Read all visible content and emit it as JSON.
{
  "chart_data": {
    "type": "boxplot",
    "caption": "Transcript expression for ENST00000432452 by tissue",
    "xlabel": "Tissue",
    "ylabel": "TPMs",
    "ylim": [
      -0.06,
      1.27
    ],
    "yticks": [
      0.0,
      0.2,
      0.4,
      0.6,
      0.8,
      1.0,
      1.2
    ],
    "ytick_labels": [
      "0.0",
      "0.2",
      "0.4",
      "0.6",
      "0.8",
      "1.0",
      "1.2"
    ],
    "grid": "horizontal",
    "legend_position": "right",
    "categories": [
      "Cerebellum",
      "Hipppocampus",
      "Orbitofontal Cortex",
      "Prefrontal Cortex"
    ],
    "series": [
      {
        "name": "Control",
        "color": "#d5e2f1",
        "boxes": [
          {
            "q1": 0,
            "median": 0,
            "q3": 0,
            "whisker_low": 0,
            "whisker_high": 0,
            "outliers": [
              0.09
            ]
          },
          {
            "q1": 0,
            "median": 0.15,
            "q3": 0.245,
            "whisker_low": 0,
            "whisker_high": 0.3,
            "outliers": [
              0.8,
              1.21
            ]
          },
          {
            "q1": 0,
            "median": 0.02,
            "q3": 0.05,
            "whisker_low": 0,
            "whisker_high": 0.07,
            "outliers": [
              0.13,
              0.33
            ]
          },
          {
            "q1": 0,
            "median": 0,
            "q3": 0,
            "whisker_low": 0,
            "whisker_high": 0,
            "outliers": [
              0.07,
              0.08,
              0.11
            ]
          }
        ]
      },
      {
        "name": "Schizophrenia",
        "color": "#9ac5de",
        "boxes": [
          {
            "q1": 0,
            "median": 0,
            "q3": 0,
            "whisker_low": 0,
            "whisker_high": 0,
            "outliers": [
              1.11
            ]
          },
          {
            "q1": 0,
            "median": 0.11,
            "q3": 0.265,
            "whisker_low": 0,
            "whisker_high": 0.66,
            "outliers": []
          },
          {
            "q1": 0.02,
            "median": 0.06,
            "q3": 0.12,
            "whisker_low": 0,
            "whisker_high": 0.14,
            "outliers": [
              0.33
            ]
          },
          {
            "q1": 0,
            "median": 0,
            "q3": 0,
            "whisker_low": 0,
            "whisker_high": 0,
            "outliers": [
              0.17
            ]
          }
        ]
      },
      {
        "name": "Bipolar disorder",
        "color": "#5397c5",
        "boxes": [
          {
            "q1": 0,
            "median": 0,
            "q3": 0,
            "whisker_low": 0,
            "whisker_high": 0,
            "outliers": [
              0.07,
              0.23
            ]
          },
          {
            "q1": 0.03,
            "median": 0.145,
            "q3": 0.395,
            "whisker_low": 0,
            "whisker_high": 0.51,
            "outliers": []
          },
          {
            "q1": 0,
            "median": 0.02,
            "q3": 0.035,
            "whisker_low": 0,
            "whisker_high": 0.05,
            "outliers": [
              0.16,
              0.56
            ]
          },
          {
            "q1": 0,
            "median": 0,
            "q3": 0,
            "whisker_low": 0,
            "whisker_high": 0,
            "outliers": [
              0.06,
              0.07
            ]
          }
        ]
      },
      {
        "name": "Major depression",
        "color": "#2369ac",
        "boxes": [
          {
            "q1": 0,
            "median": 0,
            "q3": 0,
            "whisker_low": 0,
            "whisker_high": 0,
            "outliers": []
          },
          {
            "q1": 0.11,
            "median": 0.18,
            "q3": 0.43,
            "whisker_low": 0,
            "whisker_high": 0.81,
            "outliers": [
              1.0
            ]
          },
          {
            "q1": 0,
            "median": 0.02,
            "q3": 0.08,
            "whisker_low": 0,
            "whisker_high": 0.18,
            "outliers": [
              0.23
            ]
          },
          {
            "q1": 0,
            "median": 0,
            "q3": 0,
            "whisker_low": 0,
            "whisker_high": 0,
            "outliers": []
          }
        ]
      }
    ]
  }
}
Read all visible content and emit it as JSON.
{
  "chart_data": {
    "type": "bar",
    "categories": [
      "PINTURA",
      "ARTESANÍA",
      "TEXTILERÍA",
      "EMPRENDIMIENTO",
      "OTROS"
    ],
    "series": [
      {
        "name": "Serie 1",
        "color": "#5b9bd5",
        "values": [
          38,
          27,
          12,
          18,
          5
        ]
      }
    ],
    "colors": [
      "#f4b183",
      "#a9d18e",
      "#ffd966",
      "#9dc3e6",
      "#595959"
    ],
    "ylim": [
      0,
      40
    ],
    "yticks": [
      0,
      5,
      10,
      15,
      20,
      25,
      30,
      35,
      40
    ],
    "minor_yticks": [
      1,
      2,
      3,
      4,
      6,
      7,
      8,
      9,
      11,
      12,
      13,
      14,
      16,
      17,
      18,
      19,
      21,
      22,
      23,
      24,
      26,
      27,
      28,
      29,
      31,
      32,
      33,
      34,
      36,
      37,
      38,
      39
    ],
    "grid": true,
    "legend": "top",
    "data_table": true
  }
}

++++++++

Print back all the lines verbatim.

**Output for this task:**
Read all visible content and emit it as JSON.
{
  "chart_data": {
    "type": "boxplot",
    "caption": "Transcript expression for ENST00000432452 by tissue",
    "xlabel": "Tissue",
    "ylabel": "TPMs",
    "ylim": [
      -0.06,
      1.27
    ],
    "yticks": [
      0.0,
      0.2,
      0.4,
      0.6,
      0.8,
      1.0,
      1.2
    ],
    "ytick_labels": [
      "0.0",
      "0.2",
      "0.4",
      "0.6",
      "0.8",
      "1.0",
      "1.2"
    ],
    "grid": "horizontal",
    "legend_position": "right",
    "categories": [
      "Cerebellum",
      "Hipppocampus",
      "Orbitofontal Cortex",
      "Prefrontal Cortex"
    ],
    "series": [
      {
        "name": "Control",
        "color": "#d5e2f1",
        "boxes": [
          {
            "q1": 0,
            "median": 0,
            "q3": 0,
            "whisker_low": 0,
            "whisker_high": 0,
            "outliers": [
              0.09
            ]
          },
          {
            "q1": 0,
            "median": 0.15,
            "q3": 0.245,
            "whisker_low": 0,
            "whisker_high": 0.3,
            "outliers": [
              0.8,
              1.21
            ]
          },
          {
            "q1": 0,
            "median": 0.02,
            "q3": 0.05,
            "whisker_low": 0,
            "whisker_high": 0.07,
            "outliers": [
              0.13,
              0.33
            ]
          },
          {
            "q1": 0,
            "median": 0,
            "q3": 0,
            "whisker_low": 0,
            "whisker_high": 0,
            "outliers": [
              0.07,
              0.08,
              0.11
            ]
          }
        ]
      },
      {
        "name": "Schizophrenia",
        "color": "#9ac5de",
        "boxes": [
          {
            "q1": 0,
            "median": 0,
            "q3": 0,
            "whisker_low": 0,
            "whisker_high": 0,
            "outliers": [
              1.11
            ]
          },
          {
            "q1": 0,
            "median": 0.11,
            "q3": 0.265,
            "whisker_low": 0,
            "whisker_high": 0.66,
            "outliers": []
          },
          {
            "q1": 0.02,
            "median": 0.06,
            "q3": 0.12,
            "whisker_low": 0,
            "whisker_high": 0.14,
            "outliers": [
              0.33
            ]
          },
          {
            "q1": 0,
            "median": 0,
            "q3": 0,
            "whisker_low": 0,
            "whisker_high": 0,
            "outliers": [
              0.17
            ]
          }
        ]
      },
      {
        "name": "Bipolar disorder",
        "color": "#5397c5",
        "boxes": [
          {
            "q1": 0,
            "median": 0,
            "q3": 0,
            "whisker_low": 0,
            "whisker_high": 0,
            "outliers": [
              0.07,
              0.23
            ]
          },
          {
            "q1": 0.03,
            "median": 0.145,
            "q3": 0.395,
            "whisker_low": 0,
            "whisker_high": 0.51,
            "outliers": []
          },
          {
            "q1": 0,
            "median": 0.02,
            "q3": 0.035,
            "whisker_low": 0,
            "whisker_high": 0.05,
            "outliers": [
              0.16,
              0.56
            ]
          },
          {
            "q1": 0,
            "median": 0,
            "q3": 0,
            "whisker_low": 0,
            "whisker_high": 0,
            "outliers": [
              0.06,
              0.07
            ]
          }
        ]
      },
      {
        "name": "Major depression",
        "color": "#2369ac",
        "boxes": [
          {
            "q1": 0,
            "median": 0,
            "q3": 0,
            "whisker_low": 0,
            "whisker_high": 0,
            "outliers": []
          },
          {
            "q1": 0.11,
            "median": 0.18,
            "q3": 0.43,
            "whisker_low": 0,
            "whisker_high": 0.81,
            "outliers": [
              1.0
            ]
          },
          {
            "q1": 0,
            "median": 0.02,
            "q3": 0.08,
            "whisker_low": 0,
            "whisker_high": 0.18,
            "outliers": [
              0.23
            ]
          },
          {
            "q1": 0,
            "median": 0,
            "q3": 0,
            "whisker_low": 0,
            "whisker_high": 0,
            "outliers": []
          }
        ]
      }
    ]
  }
}
Read all visible content and emit it as JSON.
{
  "chart_data": {
    "type": "bar",
    "categories": [
      "PINTURA",
      "ARTESANÍA",
      "TEXTILERÍA",
      "EMPRENDIMIENTO",
      "OTROS"
    ],
    "series": [
      {
        "name": "Serie 1",
        "color": "#5b9bd5",
        "values": [
          38,
          27,
          12,
          18,
          5
        ]
      }
    ],
    "colors": [
      "#f4b183",
      "#a9d18e",
      "#ffd966",
      "#9dc3e6",
      "#595959"
    ],
    "ylim": [
      0,
      40
    ],
    "yticks": [
      0,
      5,
      10,
      15,
      20,
      25,
      30,
      35,
      40
    ],
    "minor_yticks": [
      1,
      2,
      3,
      4,
      6,
      7,
      8,
      9,
      11,
      12,
      13,
      14,
      16,
      17,
      18,
      19,
      21,
      22,
      23,
      24,
      26,
      27,
      28,
      29,
      31,
      32,
      33,
      34,
      36,
      37,
      38,
      39
    ],
    "grid": true,
    "legend": "top",
    "data_table": true
  }
}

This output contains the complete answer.